Problem to solve
Pull out every line below that holds the word "Driven".

Records about charts and figures
^^^^^^^^

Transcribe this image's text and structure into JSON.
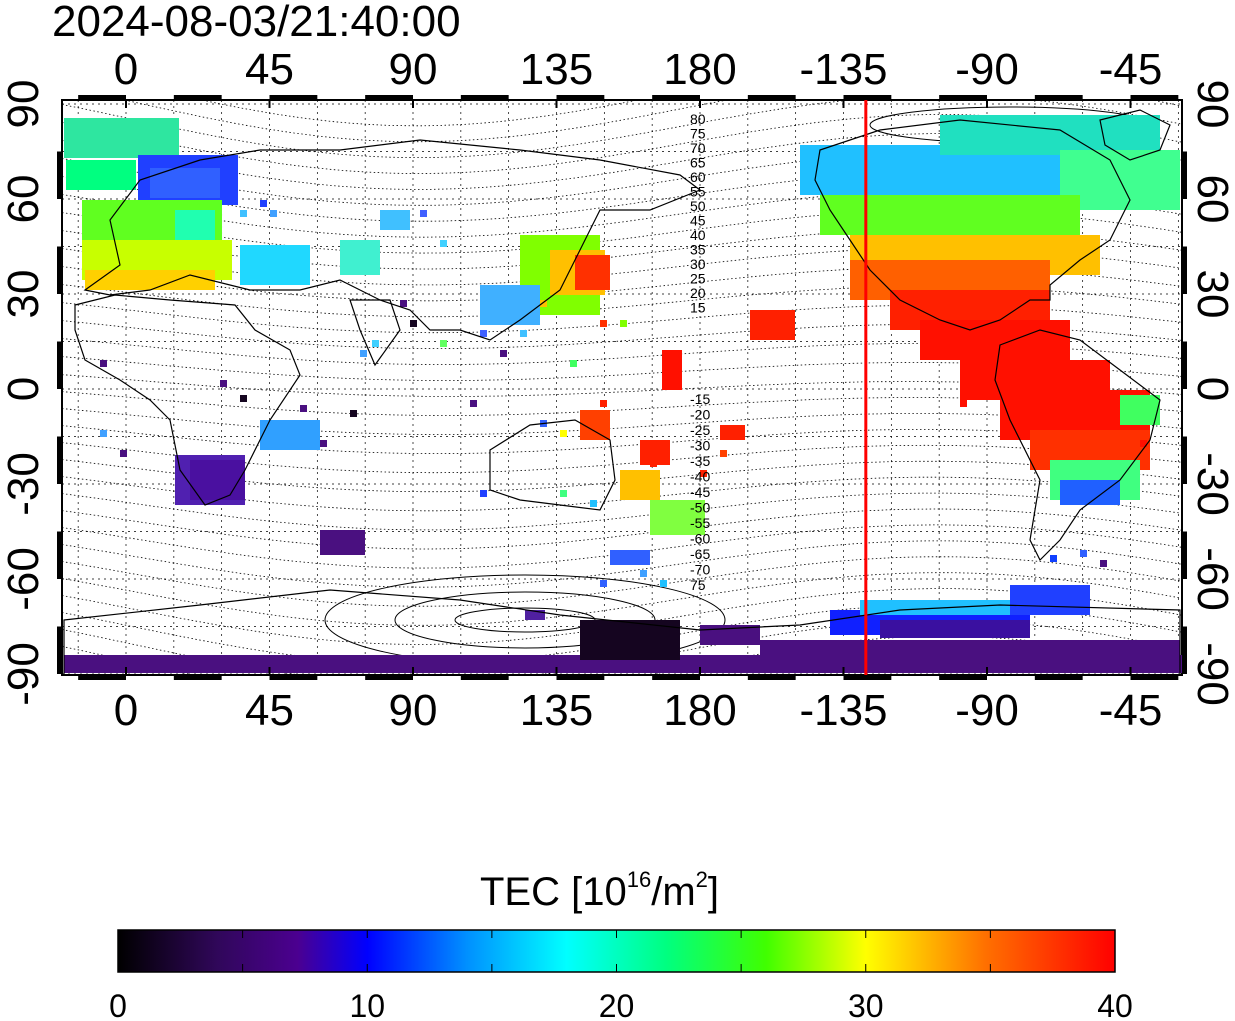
{
  "timestamp": "2024-08-03/21:40:00",
  "map": {
    "x_ticks": [
      0,
      45,
      90,
      135,
      180,
      -135,
      -90,
      -45
    ],
    "x_tick_labels": [
      "0",
      "45",
      "90",
      "135",
      "180",
      "-135",
      "-90",
      "-45"
    ],
    "y_ticks": [
      90,
      60,
      30,
      0,
      -30,
      -60,
      -90
    ],
    "y_tick_labels": [
      "90",
      "60",
      "30",
      "0",
      "-30",
      "-60",
      "-90"
    ],
    "lon_range": [
      -20,
      335
    ],
    "lat_range": [
      -95,
      95
    ],
    "grid": true,
    "red_line_longitude": -128,
    "magnetic_contour_labels_north": [
      "80",
      "75",
      "70",
      "65",
      "60",
      "55",
      "50",
      "45",
      "40",
      "35",
      "30",
      "25",
      "20",
      "15"
    ],
    "magnetic_contour_labels_south": [
      "-15",
      "-20",
      "-25",
      "-30",
      "-35",
      "-40",
      "-45",
      "-50",
      "-55",
      "-60",
      "-65",
      "-70",
      "75"
    ]
  },
  "colorbar": {
    "title": "TEC  [10",
    "title_sup": "16",
    "title_unit": "/m",
    "title_unit_sup": "2",
    "title_end": "]",
    "ticks": [
      0,
      10,
      20,
      30,
      40
    ],
    "tick_labels": [
      "0",
      "10",
      "20",
      "30",
      "40"
    ],
    "range": [
      0,
      40
    ],
    "colors": [
      "#000000",
      "#3a0a6e",
      "#4b0082",
      "#0000ff",
      "#0080ff",
      "#00ffff",
      "#00ff80",
      "#00ff00",
      "#80ff00",
      "#ffff00",
      "#ff8000",
      "#ff0000"
    ]
  }
}
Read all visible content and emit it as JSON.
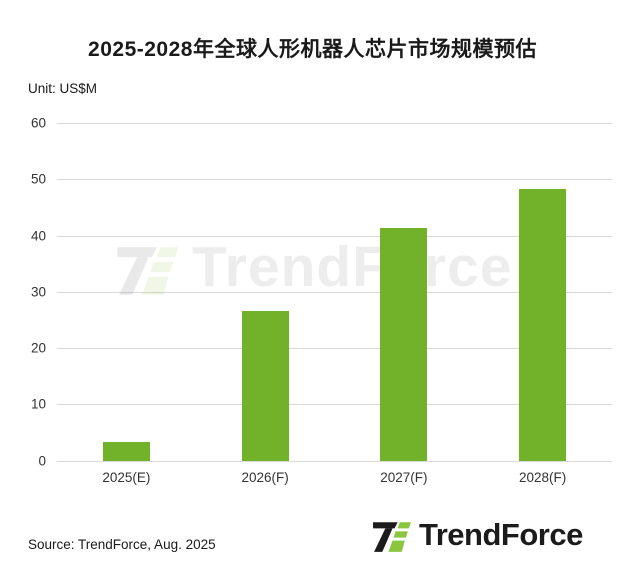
{
  "title": "2025-2028年全球人形机器人芯片市场规模预估",
  "unit_label": "Unit: US$M",
  "source": "Source: TrendForce, Aug. 2025",
  "watermark_text": "TrendForce",
  "logo": {
    "text": "TrendForce"
  },
  "colors": {
    "bar": "#72B22A",
    "gridline": "#D9D9D9",
    "axis_text": "#333333",
    "title_text": "#1A1A1A",
    "logo_black": "#1B1B1B",
    "logo_green": "#8CC63F"
  },
  "chart_data": {
    "type": "bar",
    "categories": [
      "2025(E)",
      "2026(F)",
      "2027(F)",
      "2028(F)"
    ],
    "values": [
      3.3,
      26.6,
      41.3,
      48.3
    ],
    "title": "2025-2028年全球人形机器人芯片市场规模预估",
    "xlabel": "",
    "ylabel": "Unit: US$M",
    "ylim": [
      0,
      60
    ],
    "yticks": [
      0,
      10,
      20,
      30,
      40,
      50,
      60
    ],
    "grid": true,
    "legend": false,
    "bar_color": "#72B22A"
  }
}
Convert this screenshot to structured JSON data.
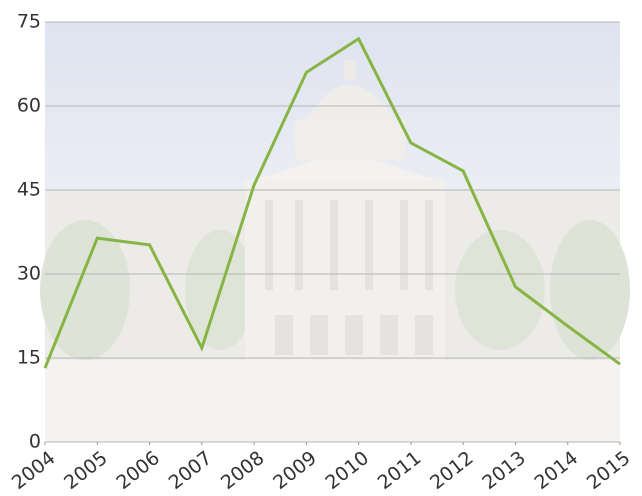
{
  "chart_data": {
    "type": "line",
    "x": [
      2004,
      2005,
      2006,
      2007,
      2008,
      2009,
      2010,
      2011,
      2012,
      2013,
      2014,
      2015
    ],
    "series": [
      {
        "color": "#86b545",
        "values": [
          13.2,
          36.4,
          35.2,
          16.8,
          45.9,
          66,
          72,
          53.4,
          48.4,
          27.7,
          20.7,
          13.9
        ]
      }
    ],
    "xlim": [
      2004,
      2015
    ],
    "xticks": [
      2004,
      2005,
      2006,
      2007,
      2008,
      2009,
      2010,
      2011,
      2012,
      2013,
      2014,
      2015
    ],
    "ylim": [
      0,
      75
    ],
    "yticks": [
      0,
      15,
      30,
      45,
      60,
      75
    ],
    "grid": true
  }
}
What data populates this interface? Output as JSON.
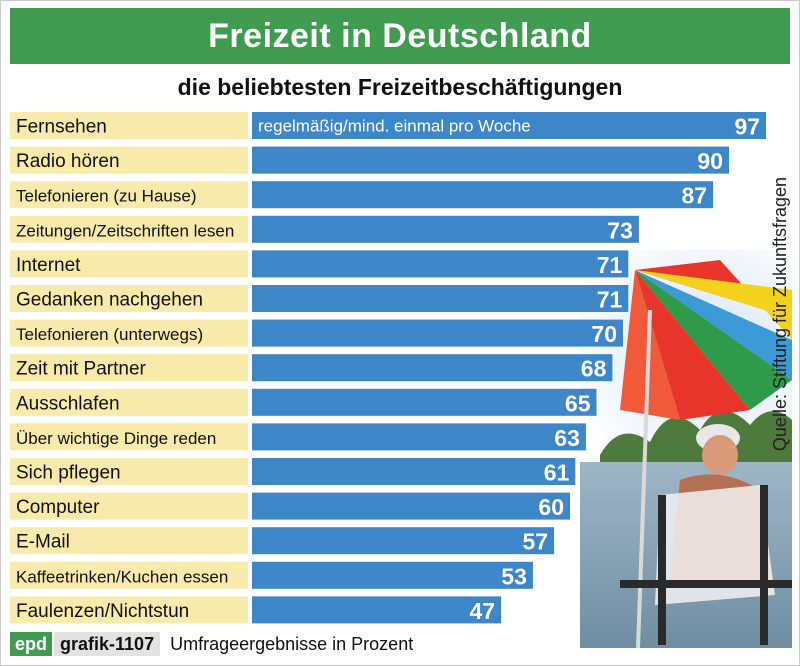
{
  "header": {
    "title": "Freizeit in Deutschland",
    "subtitle": "die beliebtesten Freizeitbeschäftigungen"
  },
  "source_text": "Quelle: Stiftung für Zukunftsfragen",
  "footer": {
    "brand": "epd",
    "code": "grafik-1107",
    "note": "Umfrageergebnisse in Prozent"
  },
  "colors": {
    "title_bg": "#3f9b4f",
    "label_bg": "#f7eaaa",
    "bar": "#3d86c8",
    "value_text": "#ffffff"
  },
  "chart_data": {
    "type": "bar",
    "orientation": "horizontal",
    "series": [
      {
        "name": "regelmäßig/mind. einmal pro Woche",
        "values": [
          97,
          90,
          87,
          73,
          71,
          71,
          70,
          68,
          65,
          63,
          61,
          60,
          57,
          53,
          47
        ]
      }
    ],
    "categories": [
      "Fernsehen",
      "Radio hören",
      "Telefonieren (zu Hause)",
      "Zeitungen/Zeitschriften lesen",
      "Internet",
      "Gedanken nachgehen",
      "Telefonieren (unterwegs)",
      "Zeit mit Partner",
      "Ausschlafen",
      "Über wichtige Dinge reden",
      "Sich pflegen",
      "Computer",
      "E-Mail",
      "Kaffeetrinken/Kuchen essen",
      "Faulenzen/Nichtstun"
    ],
    "values": [
      97,
      90,
      87,
      73,
      71,
      71,
      70,
      68,
      65,
      63,
      61,
      60,
      57,
      53,
      47
    ],
    "xlim": [
      0,
      100
    ],
    "grid": false,
    "legend": "inside first bar"
  }
}
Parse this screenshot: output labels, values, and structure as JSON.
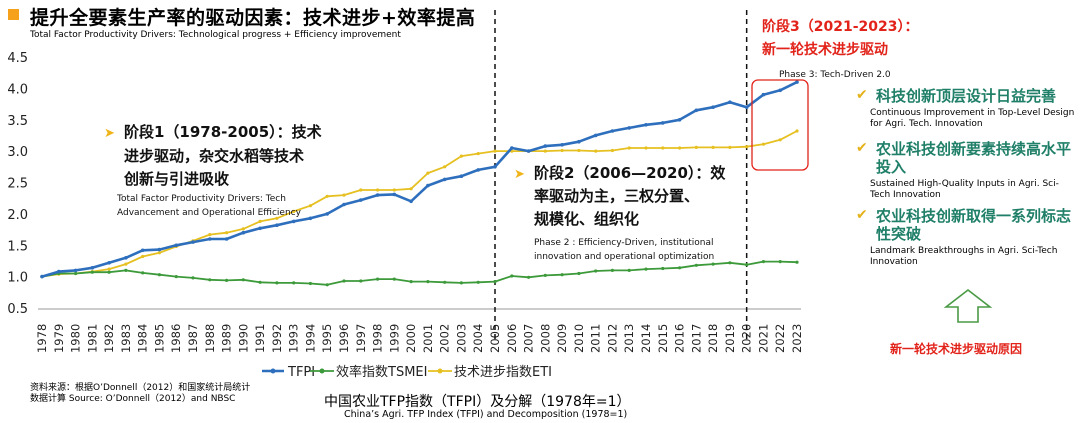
{
  "header": {
    "title": "提升全要素生产率的驱动因素：技术进步+效率提高",
    "subtitle": "Total Factor Productivity Drivers: Technological progress + Efficiency improvement"
  },
  "chart_data": {
    "type": "line",
    "x": [
      "1978",
      "1979",
      "1980",
      "1981",
      "1982",
      "1983",
      "1984",
      "1985",
      "1986",
      "1987",
      "1988",
      "1989",
      "1990",
      "1991",
      "1992",
      "1993",
      "1994",
      "1995",
      "1996",
      "1997",
      "1998",
      "1999",
      "2000",
      "2001",
      "2002",
      "2003",
      "2004",
      "2005",
      "2006",
      "2007",
      "2008",
      "2009",
      "2010",
      "2011",
      "2012",
      "2013",
      "2014",
      "2015",
      "2016",
      "2017",
      "2018",
      "2019",
      "2020",
      "2021",
      "2022",
      "2023"
    ],
    "ylim": [
      0.5,
      4.5
    ],
    "yticks": [
      "0.5",
      "1.0",
      "1.5",
      "2.0",
      "2.5",
      "3.0",
      "3.5",
      "4.0",
      "4.5"
    ],
    "series": [
      {
        "name": "TFPI",
        "color": "#2e6fbd",
        "values": [
          1.0,
          1.08,
          1.1,
          1.14,
          1.22,
          1.3,
          1.42,
          1.43,
          1.5,
          1.55,
          1.6,
          1.6,
          1.7,
          1.77,
          1.82,
          1.88,
          1.93,
          2.0,
          2.15,
          2.22,
          2.3,
          2.31,
          2.2,
          2.45,
          2.55,
          2.6,
          2.7,
          2.75,
          3.05,
          3.0,
          3.08,
          3.1,
          3.15,
          3.25,
          3.32,
          3.37,
          3.42,
          3.45,
          3.5,
          3.65,
          3.7,
          3.78,
          3.7,
          3.9,
          3.97,
          4.1
        ]
      },
      {
        "name": "效率指数TSMEI",
        "color": "#3d9a3a",
        "values": [
          1.0,
          1.05,
          1.05,
          1.07,
          1.07,
          1.1,
          1.06,
          1.03,
          1.0,
          0.98,
          0.95,
          0.94,
          0.95,
          0.91,
          0.9,
          0.9,
          0.89,
          0.87,
          0.93,
          0.93,
          0.96,
          0.96,
          0.92,
          0.92,
          0.91,
          0.9,
          0.91,
          0.92,
          1.01,
          0.99,
          1.02,
          1.03,
          1.05,
          1.09,
          1.1,
          1.1,
          1.12,
          1.13,
          1.14,
          1.18,
          1.2,
          1.22,
          1.19,
          1.24,
          1.24,
          1.23
        ]
      },
      {
        "name": "技术进步指数ETI",
        "color": "#e6c020",
        "values": [
          1.0,
          1.04,
          1.05,
          1.08,
          1.12,
          1.2,
          1.32,
          1.38,
          1.48,
          1.57,
          1.67,
          1.7,
          1.76,
          1.88,
          1.93,
          2.04,
          2.13,
          2.28,
          2.3,
          2.38,
          2.38,
          2.38,
          2.4,
          2.65,
          2.75,
          2.92,
          2.96,
          3.0,
          3.0,
          3.0,
          3.0,
          3.01,
          3.01,
          3.0,
          3.01,
          3.05,
          3.05,
          3.05,
          3.05,
          3.06,
          3.06,
          3.06,
          3.07,
          3.11,
          3.18,
          3.32
        ]
      }
    ],
    "title": "中国农业TFP指数（TFPI）及分解（1978年=1）",
    "title_en": "China’s Agri. TFP Index (TFPI) and Decomposition (1978=1)"
  },
  "annotations": {
    "phase1_cn": [
      "阶段1（1978-2005）：技术",
      "进步驱动，杂交水稻等技术",
      "创新与引进吸收"
    ],
    "phase1_en": [
      "Total Factor Productivity Drivers: Tech",
      "Advancement and Operational Efficiency"
    ],
    "phase2_cn": [
      "阶段2（2006—2020）：效",
      "率驱动为主，三权分置、",
      "规模化、组织化"
    ],
    "phase2_en": [
      "Phase 2 : Efficiency-Driven, institutional",
      "innovation and operational optimization"
    ],
    "phase3_cn": [
      "阶段3（2021-2023）：",
      "新一轮技术进步驱动"
    ],
    "phase3_en": "Phase 3: Tech-Driven 2.0"
  },
  "right_panel": {
    "items": [
      {
        "cn": "科技创新顶层设计日益完善",
        "en": "Continuous Improvement in Top-Level Design for Agri. Tech. Innovation"
      },
      {
        "cn": "农业科技创新要素持续高水平投入",
        "en": "Sustained High-Quality Inputs in Agri. Sci-Tech Innovation"
      },
      {
        "cn": "农业科技创新取得一系列标志性突破",
        "en": "Landmark Breakthroughs in Agri. Sci-Tech Innovation"
      }
    ],
    "reason_label": "新一轮技术进步驱动原因"
  },
  "source_note": [
    "资料来源：根据O’Donnell（2012）和国家统计局统计",
    "数据计算  Source: O’Donnell（2012）and NBSC"
  ],
  "colors": {
    "accent_red": "#e2231a",
    "accent_green": "#1f7f68",
    "accent_gold": "#f0b418"
  }
}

^^^^^^^^

Solution to the exercise
      "Phase 2 : Efficiency-Driven, institutional",
    "phase3_en": "Phase 3: Tech-Driven 2.0"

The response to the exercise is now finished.